Task statement:
Restate the entries word for word, omitting nothing.
■ ■ ■
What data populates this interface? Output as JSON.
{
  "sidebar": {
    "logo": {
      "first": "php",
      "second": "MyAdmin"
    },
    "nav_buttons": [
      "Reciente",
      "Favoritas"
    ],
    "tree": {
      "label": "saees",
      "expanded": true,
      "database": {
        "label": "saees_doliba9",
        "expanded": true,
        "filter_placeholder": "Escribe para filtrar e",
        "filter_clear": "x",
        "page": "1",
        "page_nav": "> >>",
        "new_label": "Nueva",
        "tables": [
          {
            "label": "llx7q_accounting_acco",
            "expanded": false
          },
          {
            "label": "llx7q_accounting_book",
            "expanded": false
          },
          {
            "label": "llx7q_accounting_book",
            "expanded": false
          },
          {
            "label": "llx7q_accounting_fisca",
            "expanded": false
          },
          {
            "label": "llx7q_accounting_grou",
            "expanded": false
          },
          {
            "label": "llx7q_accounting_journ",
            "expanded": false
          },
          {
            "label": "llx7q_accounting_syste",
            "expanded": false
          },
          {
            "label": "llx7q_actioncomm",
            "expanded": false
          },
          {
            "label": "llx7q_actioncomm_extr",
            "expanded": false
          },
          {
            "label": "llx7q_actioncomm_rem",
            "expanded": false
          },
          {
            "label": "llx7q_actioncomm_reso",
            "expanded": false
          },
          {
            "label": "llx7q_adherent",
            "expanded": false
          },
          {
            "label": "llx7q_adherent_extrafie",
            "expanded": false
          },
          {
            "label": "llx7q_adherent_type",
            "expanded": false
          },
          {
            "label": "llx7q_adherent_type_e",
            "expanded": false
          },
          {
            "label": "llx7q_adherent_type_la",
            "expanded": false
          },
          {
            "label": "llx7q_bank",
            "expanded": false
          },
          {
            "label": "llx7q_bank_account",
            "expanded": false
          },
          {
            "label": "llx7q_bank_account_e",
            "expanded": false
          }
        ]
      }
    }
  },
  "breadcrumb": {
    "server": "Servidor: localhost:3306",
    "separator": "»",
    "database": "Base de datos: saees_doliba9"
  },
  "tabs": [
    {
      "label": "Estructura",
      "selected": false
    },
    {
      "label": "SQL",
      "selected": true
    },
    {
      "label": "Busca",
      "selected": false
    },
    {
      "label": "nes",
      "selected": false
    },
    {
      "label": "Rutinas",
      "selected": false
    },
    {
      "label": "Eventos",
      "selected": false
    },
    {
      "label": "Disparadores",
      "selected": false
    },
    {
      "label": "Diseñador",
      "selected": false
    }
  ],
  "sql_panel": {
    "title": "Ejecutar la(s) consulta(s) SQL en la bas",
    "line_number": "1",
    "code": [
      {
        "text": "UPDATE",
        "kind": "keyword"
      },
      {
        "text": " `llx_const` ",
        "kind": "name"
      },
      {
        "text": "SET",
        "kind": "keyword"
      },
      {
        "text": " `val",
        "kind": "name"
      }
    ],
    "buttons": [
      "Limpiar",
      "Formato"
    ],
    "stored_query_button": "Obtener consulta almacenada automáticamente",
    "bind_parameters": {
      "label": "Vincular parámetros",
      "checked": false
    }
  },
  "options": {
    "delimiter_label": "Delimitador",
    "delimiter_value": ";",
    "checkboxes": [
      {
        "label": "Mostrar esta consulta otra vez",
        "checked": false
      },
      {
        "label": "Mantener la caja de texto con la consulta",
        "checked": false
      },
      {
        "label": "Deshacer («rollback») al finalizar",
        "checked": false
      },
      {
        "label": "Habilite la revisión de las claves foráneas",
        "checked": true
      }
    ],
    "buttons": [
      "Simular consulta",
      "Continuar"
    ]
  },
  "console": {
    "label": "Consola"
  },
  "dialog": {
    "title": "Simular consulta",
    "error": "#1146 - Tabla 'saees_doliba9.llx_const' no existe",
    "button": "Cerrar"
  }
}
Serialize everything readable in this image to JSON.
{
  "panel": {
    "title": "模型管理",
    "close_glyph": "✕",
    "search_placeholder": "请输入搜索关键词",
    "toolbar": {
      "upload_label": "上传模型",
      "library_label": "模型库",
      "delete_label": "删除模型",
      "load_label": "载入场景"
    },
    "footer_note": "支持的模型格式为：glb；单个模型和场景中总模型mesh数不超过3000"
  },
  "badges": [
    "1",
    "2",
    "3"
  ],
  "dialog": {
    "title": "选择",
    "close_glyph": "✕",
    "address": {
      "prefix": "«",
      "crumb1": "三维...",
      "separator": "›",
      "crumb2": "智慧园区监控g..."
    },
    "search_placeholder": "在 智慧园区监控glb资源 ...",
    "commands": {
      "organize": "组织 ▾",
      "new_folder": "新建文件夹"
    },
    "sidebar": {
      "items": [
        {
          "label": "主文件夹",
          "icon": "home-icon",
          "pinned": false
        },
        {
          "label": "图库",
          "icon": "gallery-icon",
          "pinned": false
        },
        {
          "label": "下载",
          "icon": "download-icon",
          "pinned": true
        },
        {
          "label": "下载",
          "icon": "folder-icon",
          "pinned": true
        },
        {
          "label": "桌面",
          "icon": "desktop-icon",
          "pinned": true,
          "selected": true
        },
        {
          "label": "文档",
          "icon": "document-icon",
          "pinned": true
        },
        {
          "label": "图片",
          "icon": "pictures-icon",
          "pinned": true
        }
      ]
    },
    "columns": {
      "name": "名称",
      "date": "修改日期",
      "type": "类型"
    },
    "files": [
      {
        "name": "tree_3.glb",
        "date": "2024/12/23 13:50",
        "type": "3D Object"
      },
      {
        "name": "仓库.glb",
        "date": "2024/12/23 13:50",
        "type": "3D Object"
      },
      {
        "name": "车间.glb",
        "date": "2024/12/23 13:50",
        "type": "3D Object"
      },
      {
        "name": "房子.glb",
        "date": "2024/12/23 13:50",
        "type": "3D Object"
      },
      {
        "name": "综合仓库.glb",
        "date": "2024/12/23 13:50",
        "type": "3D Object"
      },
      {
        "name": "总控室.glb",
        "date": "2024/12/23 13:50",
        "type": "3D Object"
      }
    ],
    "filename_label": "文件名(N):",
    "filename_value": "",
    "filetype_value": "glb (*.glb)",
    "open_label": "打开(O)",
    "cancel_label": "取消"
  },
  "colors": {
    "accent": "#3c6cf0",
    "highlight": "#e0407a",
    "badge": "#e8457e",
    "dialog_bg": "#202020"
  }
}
■ ■ ■
Response to this exercise:
What data populates this interface? Output as JSON.
{
  "sidebar": {
    "logo": {
      "first": "php",
      "second": "MyAdmin"
    },
    "nav_buttons": [
      "Reciente",
      "Favoritas"
    ],
    "tree": {
      "label": "saees",
      "expanded": true,
      "database": {
        "label": "saees_doliba9",
        "expanded": true,
        "filter_placeholder": "Escribe para filtrar e",
        "filter_clear": "x",
        "page": "1",
        "page_nav": "> >>",
        "new_label": "Nueva",
        "tables": [
          {
            "label": "llx7q_accounting_acco",
            "expanded": false
          },
          {
            "label": "llx7q_accounting_book",
            "expanded": false
          },
          {
            "label": "llx7q_accounting_book",
            "expanded": false
          },
          {
            "label": "llx7q_accounting_fisca",
            "expanded": false
          },
          {
            "label": "llx7q_accounting_grou",
            "expanded": false
          },
          {
            "label": "llx7q_accounting_journ",
            "expanded": false
          },
          {
            "label": "llx7q_accounting_syste",
            "expanded": false
          },
          {
            "label": "llx7q_actioncomm",
            "expanded": false
          },
          {
            "label": "llx7q_actioncomm_extr",
            "expanded": false
          },
          {
            "label": "llx7q_actioncomm_rem",
            "expanded": false
          },
          {
            "label": "llx7q_actioncomm_reso",
            "expanded": false
          },
          {
            "label": "llx7q_adherent",
            "expanded": false
          },
          {
            "label": "llx7q_adherent_extrafie",
            "expanded": false
          },
          {
            "label": "llx7q_adherent_type",
            "expanded": false
          },
          {
            "label": "llx7q_adherent_type_e",
            "expanded": false
          },
          {
            "label": "llx7q_adherent_type_la",
            "expanded": false
          },
          {
            "label": "llx7q_bank",
            "expanded": false
          },
          {
            "label": "llx7q_bank_account",
            "expanded": false
          },
          {
            "label": "llx7q_bank_account_e",
            "expanded": false
          }
        ]
      }
    }
  },
  "breadcrumb": {
    "server": "Servidor: localhost:3306",
    "separator": "»",
    "database": "Base de datos: saees_doliba9"
  },
  "tabs": [
    {
      "label": "Estructura",
      "selected": false
    },
    {
      "label": "SQL",
      "selected": true
    },
    {
      "label": "Busca",
      "selected": false
    },
    {
      "label": "nes",
      "selected": false
    },
    {
      "label": "Rutinas",
      "selected": false
    },
    {
      "label": "Eventos",
      "selected": false
    },
    {
      "label": "Disparadores",
      "selected": false
    },
    {
      "label": "Diseñador",
      "selected": false
    }
  ],
  "sql_panel": {
    "title": "Ejecutar la(s) consulta(s) SQL en la bas",
    "line_number": "1",
    "code": [
      {
        "text": "UPDATE",
        "kind": "keyword"
      },
      {
        "text": " `llx_const` ",
        "kind": "name"
      },
      {
        "text": "SET",
        "kind": "keyword"
      },
      {
        "text": " `val",
        "kind": "name"
      }
    ],
    "buttons": [
      "Limpiar",
      "Formato"
    ],
    "stored_query_button": "Obtener consulta almacenada automáticamente",
    "bind_parameters": {
      "label": "Vincular parámetros",
      "checked": false
    }
  },
  "options": {
    "delimiter_label": "Delimitador",
    "delimiter_value": ";",
    "checkboxes": [
      {
        "label": "Mostrar esta consulta otra vez",
        "checked": false
      },
      {
        "label": "Mantener la caja de texto con la consulta",
        "checked": false
      },
      {
        "label": "Deshacer («rollback») al finalizar",
        "checked": false
      },
      {
        "label": "Habilite la revisión de las claves foráneas",
        "checked": true
      }
    ],
    "buttons": [
      "Simular consulta",
      "Continuar"
    ]
  },
  "console": {
    "label": "Consola"
  },
  "dialog": {
    "title": "Simular consulta",
    "error": "#1146 - Tabla 'saees_doliba9.llx_const' no existe",
    "button": "Cerrar"
  }
}
Serialize everything readable in this image to JSON.
{
  "panel": {
    "title": "模型管理",
    "close_glyph": "✕",
    "search_placeholder": "请输入搜索关键词",
    "toolbar": {
      "upload_label": "上传模型",
      "library_label": "模型库",
      "delete_label": "删除模型",
      "load_label": "载入场景"
    },
    "footer_note": "支持的模型格式为：glb；单个模型和场景中总模型mesh数不超过3000"
  },
  "badges": [
    "1",
    "2",
    "3"
  ],
  "dialog": {
    "title": "选择",
    "close_glyph": "✕",
    "address": {
      "prefix": "«",
      "crumb1": "三维...",
      "separator": "›",
      "crumb2": "智慧园区监控g..."
    },
    "search_placeholder": "在 智慧园区监控glb资源 ...",
    "commands": {
      "organize": "组织 ▾",
      "new_folder": "新建文件夹"
    },
    "sidebar": {
      "items": [
        {
          "label": "主文件夹",
          "icon": "home-icon",
          "pinned": false
        },
        {
          "label": "图库",
          "icon": "gallery-icon",
          "pinned": false
        },
        {
          "label": "下载",
          "icon": "download-icon",
          "pinned": true
        },
        {
          "label": "下载",
          "icon": "folder-icon",
          "pinned": true
        },
        {
          "label": "桌面",
          "icon": "desktop-icon",
          "pinned": true,
          "selected": true
        },
        {
          "label": "文档",
          "icon": "document-icon",
          "pinned": true
        },
        {
          "label": "图片",
          "icon": "pictures-icon",
          "pinned": true
        }
      ]
    },
    "columns": {
      "name": "名称",
      "date": "修改日期",
      "type": "类型"
    },
    "files": [
      {
        "name": "tree_3.glb",
        "date": "2024/12/23 13:50",
        "type": "3D Object"
      },
      {
        "name": "仓库.glb",
        "date": "2024/12/23 13:50",
        "type": "3D Object"
      },
      {
        "name": "车间.glb",
        "date": "2024/12/23 13:50",
        "type": "3D Object"
      },
      {
        "name": "房子.glb",
        "date": "2024/12/23 13:50",
        "type": "3D Object"
      },
      {
        "name": "综合仓库.glb",
        "date": "2024/12/23 13:50",
        "type": "3D Object"
      },
      {
        "name": "总控室.glb",
        "date": "2024/12/23 13:50",
        "type": "3D Object"
      }
    ],
    "filename_label": "文件名(N):",
    "filename_value": "",
    "filetype_value": "glb (*.glb)",
    "open_label": "打开(O)",
    "cancel_label": "取消"
  },
  "colors": {
    "accent": "#3c6cf0",
    "highlight": "#e0407a",
    "badge": "#e8457e",
    "dialog_bg": "#202020"
  }
}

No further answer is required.